── Records shown

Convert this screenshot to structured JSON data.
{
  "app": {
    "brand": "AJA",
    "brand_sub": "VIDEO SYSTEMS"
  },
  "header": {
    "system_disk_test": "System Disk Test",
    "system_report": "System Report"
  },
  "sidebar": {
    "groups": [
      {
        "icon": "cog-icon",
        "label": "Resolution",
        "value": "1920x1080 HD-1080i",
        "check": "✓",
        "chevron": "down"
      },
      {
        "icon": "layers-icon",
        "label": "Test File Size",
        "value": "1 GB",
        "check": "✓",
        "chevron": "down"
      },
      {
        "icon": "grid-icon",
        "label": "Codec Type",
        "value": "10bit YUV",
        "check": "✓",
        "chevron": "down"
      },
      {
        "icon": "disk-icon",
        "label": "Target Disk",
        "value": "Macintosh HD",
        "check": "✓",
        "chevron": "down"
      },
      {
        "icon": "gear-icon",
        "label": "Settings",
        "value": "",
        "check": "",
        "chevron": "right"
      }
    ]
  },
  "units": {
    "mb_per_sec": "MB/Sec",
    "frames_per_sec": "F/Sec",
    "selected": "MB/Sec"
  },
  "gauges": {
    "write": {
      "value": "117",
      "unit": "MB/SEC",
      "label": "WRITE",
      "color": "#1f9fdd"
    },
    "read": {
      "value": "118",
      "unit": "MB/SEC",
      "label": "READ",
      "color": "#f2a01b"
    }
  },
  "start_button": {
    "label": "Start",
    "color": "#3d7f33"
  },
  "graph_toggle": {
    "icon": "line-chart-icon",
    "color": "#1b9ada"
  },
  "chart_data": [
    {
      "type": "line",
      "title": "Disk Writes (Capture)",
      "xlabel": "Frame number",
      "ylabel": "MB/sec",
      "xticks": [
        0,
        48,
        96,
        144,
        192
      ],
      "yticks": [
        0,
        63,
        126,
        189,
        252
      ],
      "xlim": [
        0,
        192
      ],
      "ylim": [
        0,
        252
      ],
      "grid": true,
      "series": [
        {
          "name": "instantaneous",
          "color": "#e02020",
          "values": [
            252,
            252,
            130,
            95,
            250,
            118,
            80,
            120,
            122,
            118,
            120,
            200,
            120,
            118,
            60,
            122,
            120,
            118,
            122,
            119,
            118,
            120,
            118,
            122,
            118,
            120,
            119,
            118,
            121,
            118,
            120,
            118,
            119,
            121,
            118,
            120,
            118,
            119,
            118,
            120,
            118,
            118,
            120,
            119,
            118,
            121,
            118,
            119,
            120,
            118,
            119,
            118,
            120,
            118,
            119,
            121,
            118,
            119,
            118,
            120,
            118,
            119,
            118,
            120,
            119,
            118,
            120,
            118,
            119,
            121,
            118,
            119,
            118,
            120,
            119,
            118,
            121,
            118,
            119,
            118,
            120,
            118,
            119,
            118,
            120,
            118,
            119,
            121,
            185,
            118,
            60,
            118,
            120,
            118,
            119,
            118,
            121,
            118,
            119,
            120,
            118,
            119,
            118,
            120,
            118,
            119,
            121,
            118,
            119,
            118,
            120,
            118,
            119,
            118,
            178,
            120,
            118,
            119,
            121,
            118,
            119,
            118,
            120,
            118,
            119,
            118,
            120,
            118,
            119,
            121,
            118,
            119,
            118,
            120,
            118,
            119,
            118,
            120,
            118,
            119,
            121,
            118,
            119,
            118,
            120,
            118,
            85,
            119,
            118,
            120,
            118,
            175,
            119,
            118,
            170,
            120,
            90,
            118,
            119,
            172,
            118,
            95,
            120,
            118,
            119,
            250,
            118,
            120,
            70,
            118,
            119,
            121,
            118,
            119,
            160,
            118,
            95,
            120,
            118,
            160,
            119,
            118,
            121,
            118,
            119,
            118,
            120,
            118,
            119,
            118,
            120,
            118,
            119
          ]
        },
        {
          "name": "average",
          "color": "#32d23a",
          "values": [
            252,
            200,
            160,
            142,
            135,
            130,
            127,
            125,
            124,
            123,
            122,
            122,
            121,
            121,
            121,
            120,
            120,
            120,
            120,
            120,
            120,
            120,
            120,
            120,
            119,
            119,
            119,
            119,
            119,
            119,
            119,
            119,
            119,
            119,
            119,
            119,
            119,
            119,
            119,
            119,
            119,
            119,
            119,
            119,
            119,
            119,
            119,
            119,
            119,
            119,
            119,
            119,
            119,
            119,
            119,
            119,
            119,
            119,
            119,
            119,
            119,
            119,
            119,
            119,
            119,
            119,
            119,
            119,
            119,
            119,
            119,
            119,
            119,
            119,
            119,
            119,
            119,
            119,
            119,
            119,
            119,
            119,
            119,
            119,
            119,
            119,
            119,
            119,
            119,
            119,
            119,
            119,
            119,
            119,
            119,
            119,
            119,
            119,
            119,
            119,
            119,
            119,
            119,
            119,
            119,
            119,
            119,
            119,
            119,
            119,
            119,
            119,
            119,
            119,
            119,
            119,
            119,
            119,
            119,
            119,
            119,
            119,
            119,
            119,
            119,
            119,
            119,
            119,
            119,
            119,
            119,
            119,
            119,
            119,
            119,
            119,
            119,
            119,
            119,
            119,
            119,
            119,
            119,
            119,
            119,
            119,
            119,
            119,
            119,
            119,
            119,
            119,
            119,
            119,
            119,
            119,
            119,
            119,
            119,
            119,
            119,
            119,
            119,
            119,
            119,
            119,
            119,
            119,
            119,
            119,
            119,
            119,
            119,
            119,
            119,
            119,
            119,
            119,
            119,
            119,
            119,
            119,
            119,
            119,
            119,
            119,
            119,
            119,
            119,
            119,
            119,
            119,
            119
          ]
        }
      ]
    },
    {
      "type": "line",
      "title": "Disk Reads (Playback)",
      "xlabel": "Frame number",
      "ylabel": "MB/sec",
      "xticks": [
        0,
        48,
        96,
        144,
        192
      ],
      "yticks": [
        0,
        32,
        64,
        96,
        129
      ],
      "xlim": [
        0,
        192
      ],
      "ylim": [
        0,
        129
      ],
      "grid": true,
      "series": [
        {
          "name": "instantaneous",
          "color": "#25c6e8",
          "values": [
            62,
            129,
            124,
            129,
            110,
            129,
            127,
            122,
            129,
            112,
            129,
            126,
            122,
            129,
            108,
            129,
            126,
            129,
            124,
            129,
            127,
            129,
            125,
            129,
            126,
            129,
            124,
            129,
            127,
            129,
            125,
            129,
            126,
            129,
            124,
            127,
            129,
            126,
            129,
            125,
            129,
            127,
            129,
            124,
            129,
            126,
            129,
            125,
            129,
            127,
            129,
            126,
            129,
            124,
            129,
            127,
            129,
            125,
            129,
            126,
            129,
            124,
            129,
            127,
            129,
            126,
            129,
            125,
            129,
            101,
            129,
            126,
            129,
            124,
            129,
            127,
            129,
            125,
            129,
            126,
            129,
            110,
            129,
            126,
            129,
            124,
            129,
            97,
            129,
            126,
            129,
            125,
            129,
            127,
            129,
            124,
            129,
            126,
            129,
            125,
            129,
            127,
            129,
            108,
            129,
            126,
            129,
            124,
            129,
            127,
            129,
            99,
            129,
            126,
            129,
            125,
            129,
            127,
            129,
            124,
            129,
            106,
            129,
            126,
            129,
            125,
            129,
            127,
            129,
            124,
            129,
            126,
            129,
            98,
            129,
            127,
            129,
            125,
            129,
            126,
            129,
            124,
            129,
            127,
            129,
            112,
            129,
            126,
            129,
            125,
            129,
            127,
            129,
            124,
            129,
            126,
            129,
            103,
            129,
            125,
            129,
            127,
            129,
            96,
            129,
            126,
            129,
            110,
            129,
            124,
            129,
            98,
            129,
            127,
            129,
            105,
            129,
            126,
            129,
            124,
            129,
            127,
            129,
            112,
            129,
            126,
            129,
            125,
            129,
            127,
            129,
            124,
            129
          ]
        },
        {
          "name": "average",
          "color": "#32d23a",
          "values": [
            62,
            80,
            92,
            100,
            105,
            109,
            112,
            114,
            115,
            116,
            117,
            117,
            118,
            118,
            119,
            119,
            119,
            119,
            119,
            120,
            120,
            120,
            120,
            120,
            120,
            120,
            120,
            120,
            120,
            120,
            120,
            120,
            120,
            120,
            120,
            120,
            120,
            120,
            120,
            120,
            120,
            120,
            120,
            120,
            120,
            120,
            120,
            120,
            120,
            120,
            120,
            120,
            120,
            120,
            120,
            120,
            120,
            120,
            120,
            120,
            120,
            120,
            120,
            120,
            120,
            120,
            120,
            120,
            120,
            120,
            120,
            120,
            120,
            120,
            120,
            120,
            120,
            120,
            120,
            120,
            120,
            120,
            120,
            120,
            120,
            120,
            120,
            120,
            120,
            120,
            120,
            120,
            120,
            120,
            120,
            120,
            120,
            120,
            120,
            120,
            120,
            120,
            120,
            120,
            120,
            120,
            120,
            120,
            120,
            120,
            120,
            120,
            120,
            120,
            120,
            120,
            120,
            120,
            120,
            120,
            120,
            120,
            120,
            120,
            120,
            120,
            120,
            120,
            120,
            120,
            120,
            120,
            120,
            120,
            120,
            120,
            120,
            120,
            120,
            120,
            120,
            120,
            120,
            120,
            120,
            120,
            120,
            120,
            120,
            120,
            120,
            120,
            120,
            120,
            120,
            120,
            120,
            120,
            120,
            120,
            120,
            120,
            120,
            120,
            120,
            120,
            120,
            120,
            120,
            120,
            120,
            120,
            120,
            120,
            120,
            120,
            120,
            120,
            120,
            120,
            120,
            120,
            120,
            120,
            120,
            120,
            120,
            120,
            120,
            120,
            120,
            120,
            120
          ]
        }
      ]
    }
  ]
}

────

Stated exercise: Only lines that contain the word "Test" are wanted; copy each of them.

Answer to the task:
    "system_disk_test": "System Disk Test",
        "label": "Test File Size",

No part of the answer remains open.